Return all lines below containing the word "Your".
_ _ _ _
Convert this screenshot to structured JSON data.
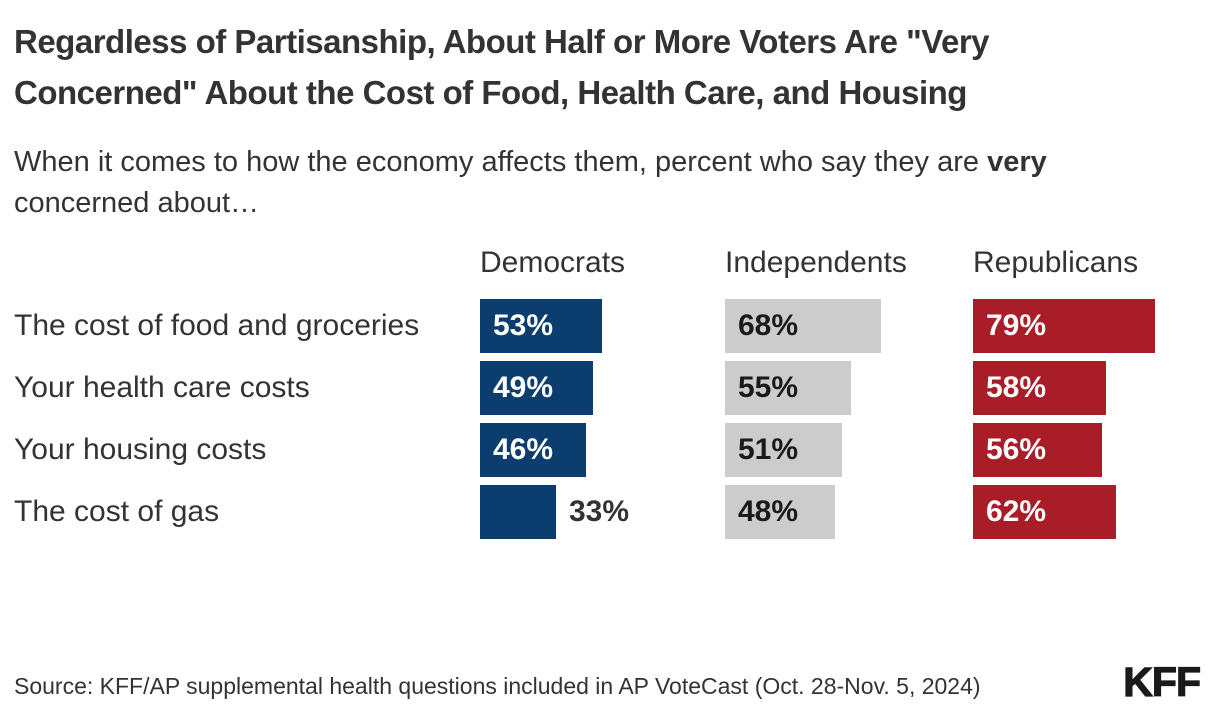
{
  "chart_data": {
    "type": "bar",
    "orientation": "horizontal",
    "title": "Regardless of Partisanship, About Half or More Voters Are \"Very Concerned\" About the Cost of Food, Health Care, and Housing",
    "subtitle_parts": {
      "part1": "When it comes to how the economy affects them, percent who say they are ",
      "bold_word": "very",
      "part2": " concerned about…"
    },
    "categories": [
      "The cost of food and groceries",
      "Your health care costs",
      "Your housing costs",
      "The cost of gas"
    ],
    "series": [
      {
        "name": "Democrats",
        "color": "#0B3D6E",
        "values": [
          53,
          49,
          46,
          33
        ]
      },
      {
        "name": "Independents",
        "color": "#CCCCCC",
        "values": [
          68,
          55,
          51,
          48
        ]
      },
      {
        "name": "Republicans",
        "color": "#A81D28",
        "values": [
          79,
          58,
          56,
          62
        ]
      }
    ],
    "value_suffix": "%",
    "xlim": [
      0,
      100
    ],
    "grid": false,
    "legend_position": "column-headers"
  },
  "colors": {
    "democrats": "#0B3D6E",
    "independents": "#CCCCCC",
    "republicans": "#A81D28",
    "text": "#333333",
    "background": "#FFFFFF"
  },
  "footer": {
    "source": "Source: KFF/AP supplemental health questions included in AP VoteCast (Oct. 28-Nov. 5, 2024)",
    "logo_text": "KFF"
  }
}
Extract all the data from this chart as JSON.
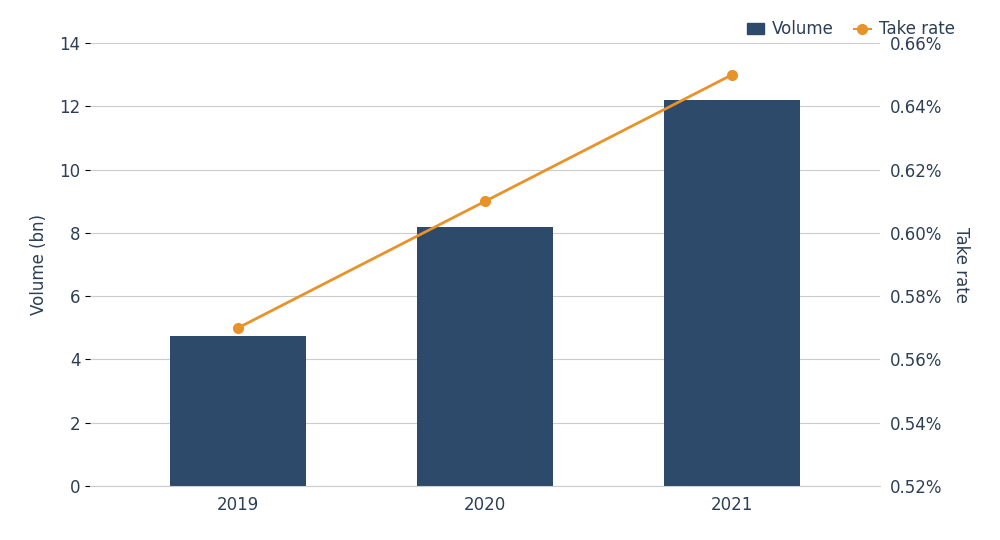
{
  "years": [
    2019,
    2020,
    2021
  ],
  "volume": [
    4.75,
    8.2,
    12.2
  ],
  "take_rate": [
    0.0057,
    0.0061,
    0.0065
  ],
  "bar_color": "#2d4a6b",
  "line_color": "#e8922a",
  "marker_color": "#e8922a",
  "background_color": "#ffffff",
  "grid_color": "#cccccc",
  "text_color": "#2d3f55",
  "ylabel_left": "Volume (bn)",
  "ylabel_right": "Take rate",
  "ylim_left": [
    0,
    14
  ],
  "ylim_right": [
    0.0052,
    0.0066
  ],
  "yticks_left": [
    0,
    2,
    4,
    6,
    8,
    10,
    12,
    14
  ],
  "yticks_right": [
    0.0052,
    0.0054,
    0.0056,
    0.0058,
    0.006,
    0.0062,
    0.0064,
    0.0066
  ],
  "ytick_right_labels": [
    "0.52%",
    "0.54%",
    "0.56%",
    "0.58%",
    "0.60%",
    "0.62%",
    "0.64%",
    "0.66%"
  ],
  "legend_volume": "Volume",
  "legend_take_rate": "Take rate",
  "bar_width": 0.55,
  "figsize": [
    10.0,
    5.4
  ],
  "dpi": 100,
  "axis_fontsize": 12,
  "tick_fontsize": 12,
  "legend_fontsize": 12
}
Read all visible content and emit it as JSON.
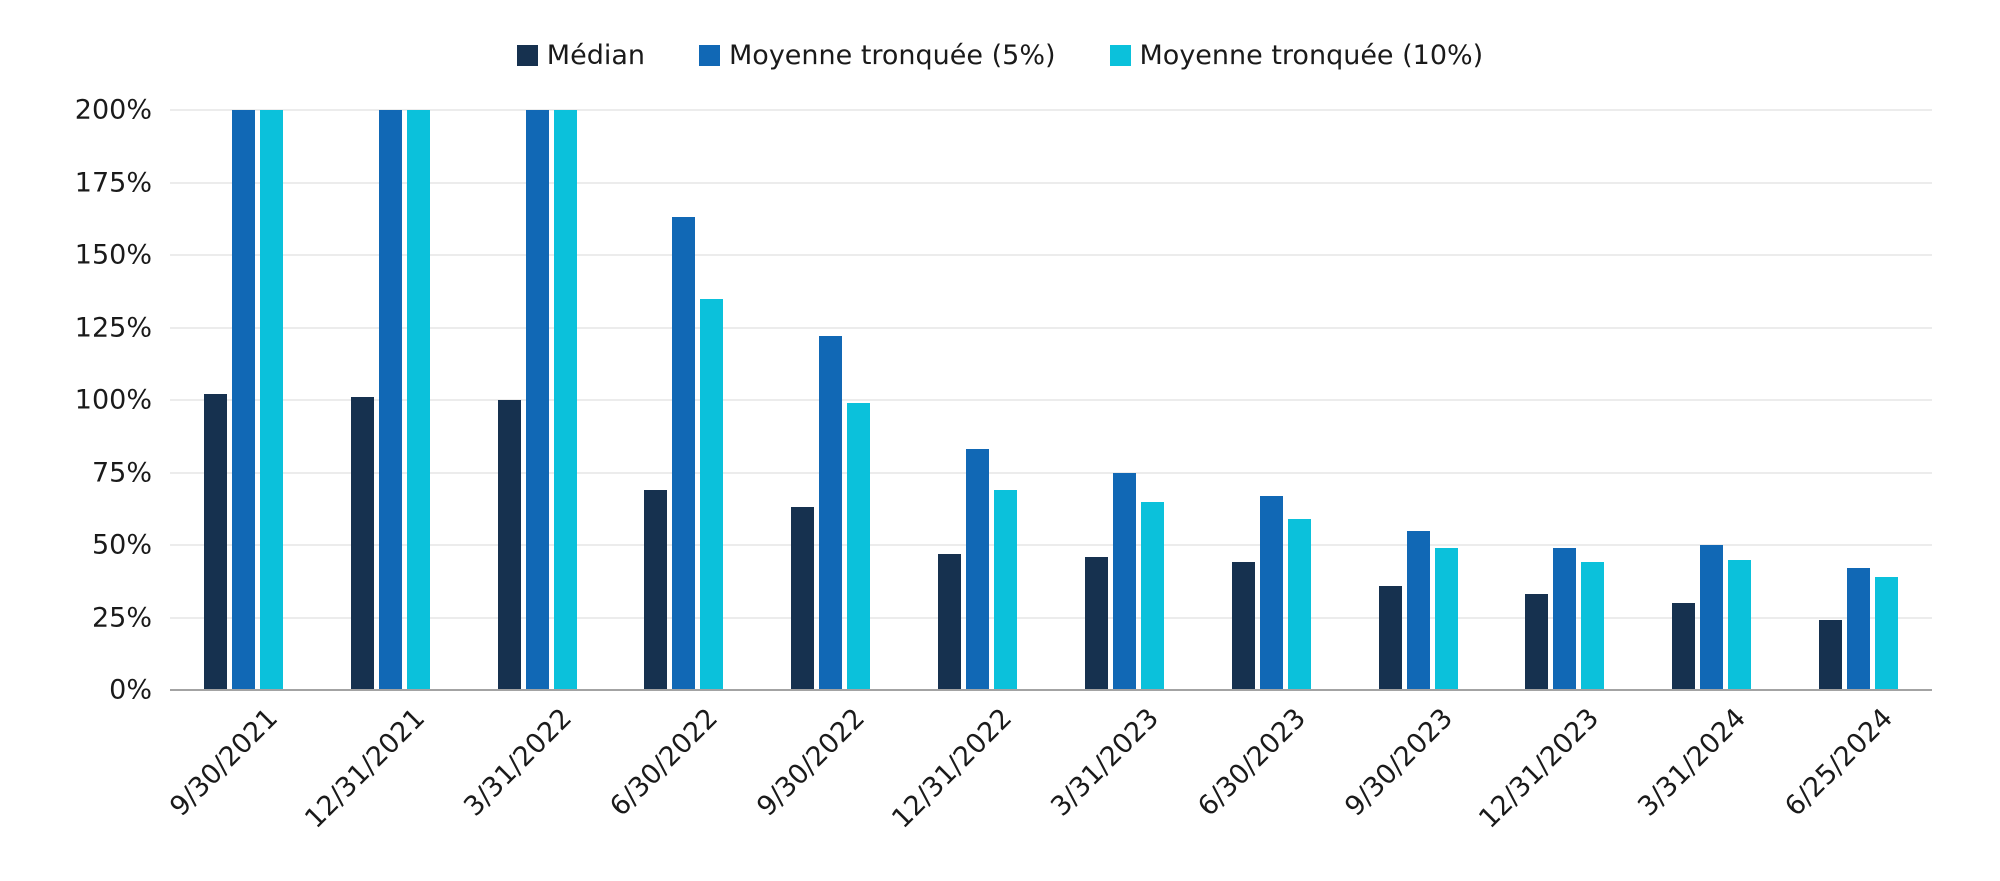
{
  "chart_data": {
    "type": "bar",
    "title": "",
    "xlabel": "",
    "ylabel": "",
    "ylim": [
      0,
      200
    ],
    "yticks": [
      0,
      25,
      50,
      75,
      100,
      125,
      150,
      175,
      200
    ],
    "ytick_suffix": "%",
    "grid": true,
    "legend_position": "top",
    "categories": [
      "9/30/2021",
      "12/31/2021",
      "3/31/2022",
      "6/30/2022",
      "9/30/2022",
      "12/31/2022",
      "3/31/2023",
      "6/30/2023",
      "9/30/2023",
      "12/31/2023",
      "3/31/2024",
      "6/25/2024"
    ],
    "series": [
      {
        "name": "Médian",
        "slug": "median",
        "color": "#16314F",
        "values": [
          102,
          101,
          100,
          69,
          63,
          47,
          46,
          44,
          36,
          33,
          30,
          24
        ]
      },
      {
        "name": "Moyenne tronquée (5%)",
        "slug": "moyenne-tronquee-5",
        "color": "#1168B5",
        "values": [
          200,
          200,
          200,
          163,
          122,
          83,
          75,
          67,
          55,
          49,
          50,
          42
        ]
      },
      {
        "name": "Moyenne tronquée (10%)",
        "slug": "moyenne-tronquee-10",
        "color": "#0BC1DB",
        "values": [
          200,
          200,
          200,
          135,
          99,
          69,
          65,
          59,
          49,
          44,
          45,
          39
        ]
      }
    ]
  },
  "colors": {
    "background": "#FFFFFF",
    "gridline": "#D9D9D9",
    "axis_line": "#A3A3A3",
    "text": "#1A1A1A"
  }
}
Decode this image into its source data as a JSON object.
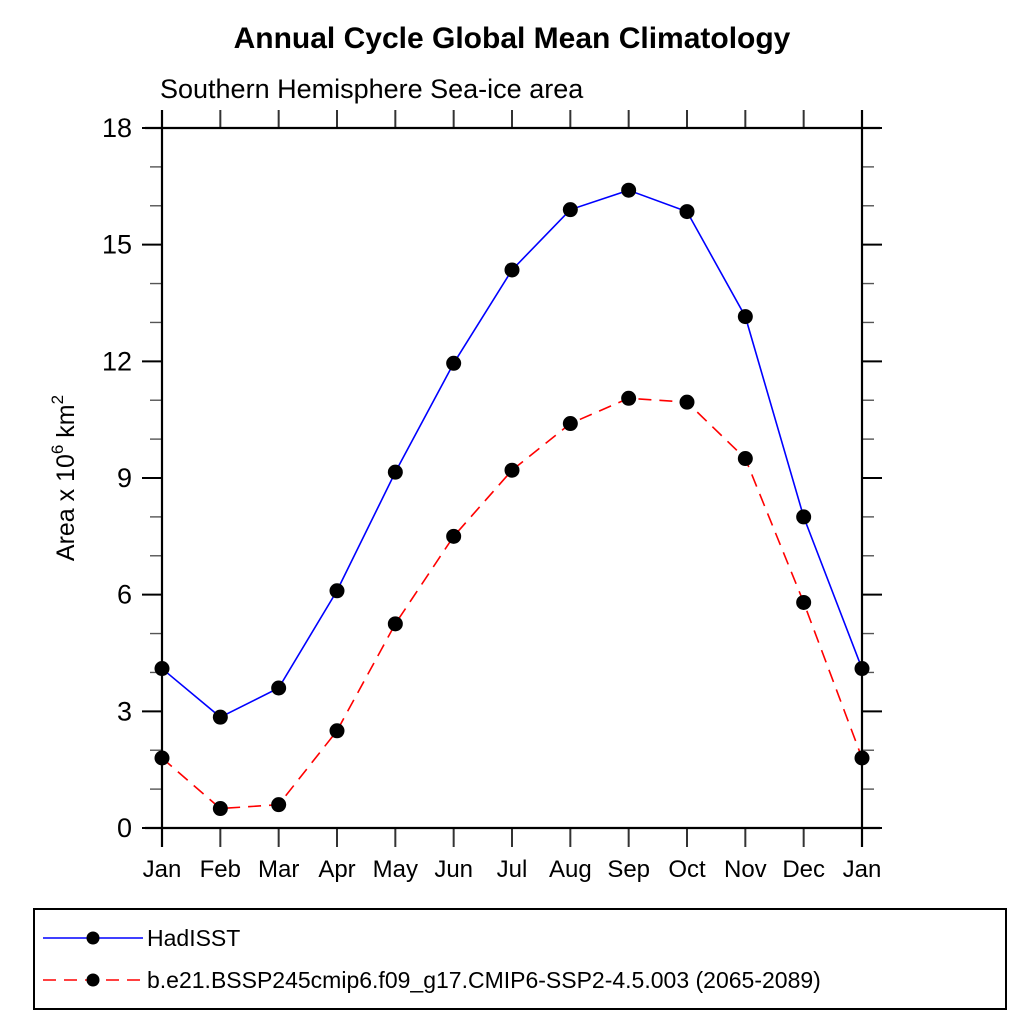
{
  "page": {
    "background": "#ffffff"
  },
  "chart_data": {
    "type": "line",
    "title": "Annual Cycle Global Mean Climatology",
    "subtitle": "Southern Hemisphere Sea-ice area",
    "ylabel": "Area x 10^6 km^2",
    "ylabel_parts": {
      "base": "Area x 10",
      "exp": "6",
      "unit": " km",
      "unit_exp": "2"
    },
    "x_tick_labels": [
      "Jan",
      "Feb",
      "Mar",
      "Apr",
      "May",
      "Jun",
      "Jul",
      "Aug",
      "Sep",
      "Oct",
      "Nov",
      "Dec",
      "Jan"
    ],
    "y_major_ticks": [
      0,
      3,
      6,
      9,
      12,
      15,
      18
    ],
    "y_minor_step": 1,
    "ylim": [
      0,
      18
    ],
    "grid": false,
    "legend_position": "bottom",
    "marker": "filled-circle",
    "marker_color": "#000000",
    "series": [
      {
        "name": "HadISST",
        "color": "#0000ff",
        "line_style": "solid",
        "values": [
          4.1,
          2.85,
          3.6,
          6.1,
          9.15,
          11.95,
          14.35,
          15.9,
          16.4,
          15.85,
          13.15,
          8.0,
          4.1
        ]
      },
      {
        "name": "b.e21.BSSP245cmip6.f09_g17.CMIP6-SSP2-4.5.003 (2065-2089)",
        "color": "#ff0000",
        "line_style": "dashed",
        "values": [
          1.8,
          0.5,
          0.6,
          2.5,
          5.25,
          7.5,
          9.2,
          10.4,
          11.05,
          10.95,
          9.5,
          5.8,
          1.8
        ]
      }
    ]
  }
}
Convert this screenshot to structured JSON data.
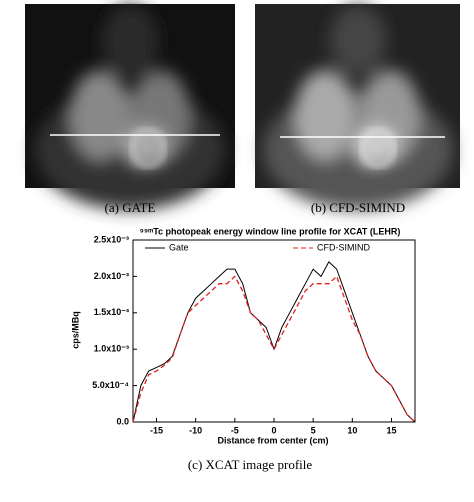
{
  "captions": {
    "a": "(a) GATE",
    "b": "(b) CFD-SIMIND",
    "c": "(c) XCAT image profile"
  },
  "chart_data": {
    "type": "line",
    "title": "⁹⁹ᵐTc photopeak energy window line profile for XCAT (LEHR)",
    "x_label": "Distance from center (cm)",
    "y_label": "cps/MBq",
    "x": [
      -18,
      -17,
      -16,
      -15,
      -14,
      -13,
      -12,
      -11,
      -10,
      -9,
      -8,
      -7,
      -6,
      -5,
      -4,
      -3,
      -2,
      -1,
      0,
      1,
      2,
      3,
      4,
      5,
      6,
      7,
      8,
      9,
      10,
      11,
      12,
      13,
      14,
      15,
      16,
      17,
      18
    ],
    "series": [
      {
        "name": "Gate",
        "color": "#000000",
        "dash": false,
        "values": [
          0,
          0.0005,
          0.0007,
          0.00075,
          0.0008,
          0.0009,
          0.0012,
          0.0015,
          0.0017,
          0.0018,
          0.0019,
          0.002,
          0.0021,
          0.0021,
          0.0019,
          0.0015,
          0.0014,
          0.0013,
          0.001,
          0.0013,
          0.0015,
          0.0017,
          0.0019,
          0.0021,
          0.002,
          0.0022,
          0.0021,
          0.0018,
          0.0015,
          0.0012,
          0.0009,
          0.0007,
          0.0006,
          0.0005,
          0.0003,
          0.0001,
          0
        ]
      },
      {
        "name": "CFD-SIMIND",
        "color": "#e02020",
        "dash": true,
        "values": [
          0,
          0.0004,
          0.00065,
          0.0007,
          0.00078,
          0.00088,
          0.0012,
          0.0015,
          0.0016,
          0.0017,
          0.0018,
          0.0019,
          0.0019,
          0.002,
          0.0018,
          0.0015,
          0.0014,
          0.0012,
          0.001,
          0.0012,
          0.0014,
          0.0016,
          0.0018,
          0.0019,
          0.0019,
          0.0019,
          0.002,
          0.0017,
          0.0014,
          0.0012,
          0.0009,
          0.0007,
          0.0006,
          0.0005,
          0.0003,
          0.0001,
          0
        ]
      }
    ],
    "xlim": [
      -18,
      18
    ],
    "xticks": [
      -15,
      -10,
      -5,
      0,
      5,
      10,
      15
    ],
    "ylim": [
      0,
      0.0025
    ],
    "yticks": [
      {
        "value": 0,
        "label": "0.0"
      },
      {
        "value": 0.0005,
        "label": "5.0x10⁻⁴"
      },
      {
        "value": 0.001,
        "label": "1.0x10⁻³"
      },
      {
        "value": 0.0015,
        "label": "1.5x10⁻³"
      },
      {
        "value": 0.002,
        "label": "2.0x10⁻³"
      },
      {
        "value": 0.0025,
        "label": "2.5x10⁻³"
      }
    ],
    "legend": "top"
  }
}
_ _ _ _
**EXERCISE RESULT**
      "Your health care costs",
      "Your housing costs",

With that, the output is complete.